(Collection entries)
»»

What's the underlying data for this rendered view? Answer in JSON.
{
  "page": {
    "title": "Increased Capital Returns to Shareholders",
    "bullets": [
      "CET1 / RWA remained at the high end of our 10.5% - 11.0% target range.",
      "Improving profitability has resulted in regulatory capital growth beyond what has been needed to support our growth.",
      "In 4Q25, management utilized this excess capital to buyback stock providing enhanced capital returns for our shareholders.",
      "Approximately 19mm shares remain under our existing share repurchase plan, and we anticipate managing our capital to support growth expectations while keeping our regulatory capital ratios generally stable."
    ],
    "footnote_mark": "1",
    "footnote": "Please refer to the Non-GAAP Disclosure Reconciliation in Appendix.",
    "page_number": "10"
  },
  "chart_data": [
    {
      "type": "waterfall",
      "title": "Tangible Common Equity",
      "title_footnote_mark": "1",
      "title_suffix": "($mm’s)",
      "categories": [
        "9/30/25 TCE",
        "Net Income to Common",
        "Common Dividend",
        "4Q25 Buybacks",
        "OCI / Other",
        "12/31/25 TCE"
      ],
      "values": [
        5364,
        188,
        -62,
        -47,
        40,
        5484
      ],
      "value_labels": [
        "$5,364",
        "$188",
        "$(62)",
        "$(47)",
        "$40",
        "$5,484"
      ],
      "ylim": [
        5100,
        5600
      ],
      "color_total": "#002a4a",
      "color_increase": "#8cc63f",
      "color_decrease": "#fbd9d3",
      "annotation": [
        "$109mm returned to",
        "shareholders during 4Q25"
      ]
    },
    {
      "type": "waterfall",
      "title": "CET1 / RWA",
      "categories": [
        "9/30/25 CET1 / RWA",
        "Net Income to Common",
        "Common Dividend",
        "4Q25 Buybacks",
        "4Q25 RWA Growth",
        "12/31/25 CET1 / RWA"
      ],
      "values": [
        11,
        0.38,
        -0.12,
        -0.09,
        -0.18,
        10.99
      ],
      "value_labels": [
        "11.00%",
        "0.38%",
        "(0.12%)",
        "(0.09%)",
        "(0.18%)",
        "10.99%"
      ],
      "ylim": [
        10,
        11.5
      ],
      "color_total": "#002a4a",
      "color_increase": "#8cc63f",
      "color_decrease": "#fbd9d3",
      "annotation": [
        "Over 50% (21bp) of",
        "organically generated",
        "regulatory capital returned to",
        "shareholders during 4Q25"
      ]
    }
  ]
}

««

- **PROBLEM DETAILS**:
Each line above must be printed exactly as it appears.

- **RESPONSE TO THIS EXERCISE**:
What's the underlying data for this rendered view? Answer in JSON.
{
  "page": {
    "title": "Increased Capital Returns to Shareholders",
    "bullets": [
      "CET1 / RWA remained at the high end of our 10.5% - 11.0% target range.",
      "Improving profitability has resulted in regulatory capital growth beyond what has been needed to support our growth.",
      "In 4Q25, management utilized this excess capital to buyback stock providing enhanced capital returns for our shareholders.",
      "Approximately 19mm shares remain under our existing share repurchase plan, and we anticipate managing our capital to support growth expectations while keeping our regulatory capital ratios generally stable."
    ],
    "footnote_mark": "1",
    "footnote": "Please refer to the Non-GAAP Disclosure Reconciliation in Appendix.",
    "page_number": "10"
  },
  "chart_data": [
    {
      "type": "waterfall",
      "title": "Tangible Common Equity",
      "title_footnote_mark": "1",
      "title_suffix": "($mm’s)",
      "categories": [
        "9/30/25 TCE",
        "Net Income to Common",
        "Common Dividend",
        "4Q25 Buybacks",
        "OCI / Other",
        "12/31/25 TCE"
      ],
      "values": [
        5364,
        188,
        -62,
        -47,
        40,
        5484
      ],
      "value_labels": [
        "$5,364",
        "$188",
        "$(62)",
        "$(47)",
        "$40",
        "$5,484"
      ],
      "ylim": [
        5100,
        5600
      ],
      "color_total": "#002a4a",
      "color_increase": "#8cc63f",
      "color_decrease": "#fbd9d3",
      "annotation": [
        "$109mm returned to",
        "shareholders during 4Q25"
      ]
    },
    {
      "type": "waterfall",
      "title": "CET1 / RWA",
      "categories": [
        "9/30/25 CET1 / RWA",
        "Net Income to Common",
        "Common Dividend",
        "4Q25 Buybacks",
        "4Q25 RWA Growth",
        "12/31/25 CET1 / RWA"
      ],
      "values": [
        11,
        0.38,
        -0.12,
        -0.09,
        -0.18,
        10.99
      ],
      "value_labels": [
        "11.00%",
        "0.38%",
        "(0.12%)",
        "(0.09%)",
        "(0.18%)",
        "10.99%"
      ],
      "ylim": [
        10,
        11.5
      ],
      "color_total": "#002a4a",
      "color_increase": "#8cc63f",
      "color_decrease": "#fbd9d3",
      "annotation": [
        "Over 50% (21bp) of",
        "organically generated",
        "regulatory capital returned to",
        "shareholders during 4Q25"
      ]
    }
  ]
}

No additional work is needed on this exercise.